The ITI system involves multiple departments such as enterprises, governments, and individuals. There are complex relationships between departments. The ability to coordinate between different departments and the coordination of competent authorities will affect the development of ITI [49]. The higher the management level of the system, the smoother the communication between departments, and the lower the level of chaos within the system, the less contradiction between departments and the smoother the system development [50]. Conversely, low system management can cause problems and gaps, increase internal disorder within the system, affect the development of ITI, and even cause the ITI system to collapse [27,45].
ITI system operation requires extensive labor and material resources. The amount of resources directly affects whether ITI can continue [51]. Plentiful resources can give a solid foundation for innovation activities and help to improve the quality of innovation. In addition, abundant resource reserves provide powerful support for innovative activities [52]. Conversely, in the absence of support resources, the quality and speed of ITI will be limited, resulting in poor operation of the entire system [26].

:::::

▶ _Instructions_:
1. Which reference numbers appear in square brackets in the passage on the ITI system? List each one.
2. Write out the stretch of the passage on the ITI system from "The ITI system involves" through "to collapse [27,45].".
3. Could you extend the passage on the ITI system, picking up right after its final sentence?
The items that follow are drawn from a different source than the passage on the ITI system.

:::::

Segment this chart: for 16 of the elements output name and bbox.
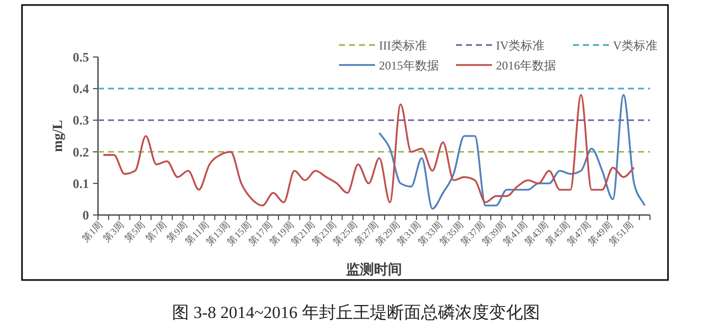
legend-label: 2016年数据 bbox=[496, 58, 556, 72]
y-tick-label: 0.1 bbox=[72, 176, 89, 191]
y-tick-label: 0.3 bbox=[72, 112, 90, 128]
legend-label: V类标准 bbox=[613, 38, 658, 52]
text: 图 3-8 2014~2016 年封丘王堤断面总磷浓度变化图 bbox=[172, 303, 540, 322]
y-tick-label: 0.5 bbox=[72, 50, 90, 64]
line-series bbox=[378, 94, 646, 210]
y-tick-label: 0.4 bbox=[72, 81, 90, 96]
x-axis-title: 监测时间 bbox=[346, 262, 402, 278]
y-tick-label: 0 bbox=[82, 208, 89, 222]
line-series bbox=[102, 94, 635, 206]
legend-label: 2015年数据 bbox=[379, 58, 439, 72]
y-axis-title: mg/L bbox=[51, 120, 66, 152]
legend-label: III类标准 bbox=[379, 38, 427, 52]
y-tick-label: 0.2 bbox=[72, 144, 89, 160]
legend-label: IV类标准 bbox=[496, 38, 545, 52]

:::::

▶ _Outputs_:
1. 49, 50, 27, 45, 51, 52, 26

2.
The ITI system involves multiple departments such as enterprises, governments, and individuals. There are complex relationships between departments. The ability to coordinate between different departments and the coordination of competent authorities will affect the development of ITI [49]. The higher the management level of the system, the smoother the communication between departments, and the lower the level of chaos within the system, the less contradiction between departments and the smoother the system development [50]. Conversely, low system management can cause problems and gaps, increase internal disorder within the system, affect the development of ITI, and even cause the ITI system to collapse [27,45].

3.
Agglomeration spillovers originate from the spatial agglomeration of enterprises, which is accompanied by the intentional or unintentional knowledge diffusion that occurs through inter-enterprise communication [53]. Strong agglomeration spillovers can not only reduce the innovation cost of enterprises but also expand the use scope of and increase demand for innovative products, thus guiding enterprise innovation [54]. Conversely, if there is no agglomeration spillover, the spread of innovation will be inhibited, market demand for innovative products will weaken, and corporate profits will ultimately decline. In addition, weaker agglomeration spillovers can cause the standardization process to slow down, which is not conducive to the development of ITI systems [3].
The government's policy assistance is artificial intervention in the performance of ITI. The establishment of an ITI system is inseparable from the guidance and assistance of the government. Besides providing tax and financial assistance to companies in the ITI system, the government will also adopt policies such as talent introduction [55]. Because ITI is generally derived from national scientific and technological research, it has obvious policy orientation [56]. Some types of ITI will be significantly accelerated by national resource support and policy orientation. Conversely, other types of ITI that do not receive policy support are relatively slow to develop [46].
Industrial transfer from developed regions is an important driver of ITI [57]. Developed areas are far away from raw material supply areas, and labor costs and environmental carrying capacity are approaching their limits [58]. Therefore, the transfer of industry to other areas can strengthen industrial scale [59] and provide more room for development, thus enhancing quality and competitiveness. It can also promote the optimal allocation of resources and regional economic layout, and ultimately the common development of ITI [28].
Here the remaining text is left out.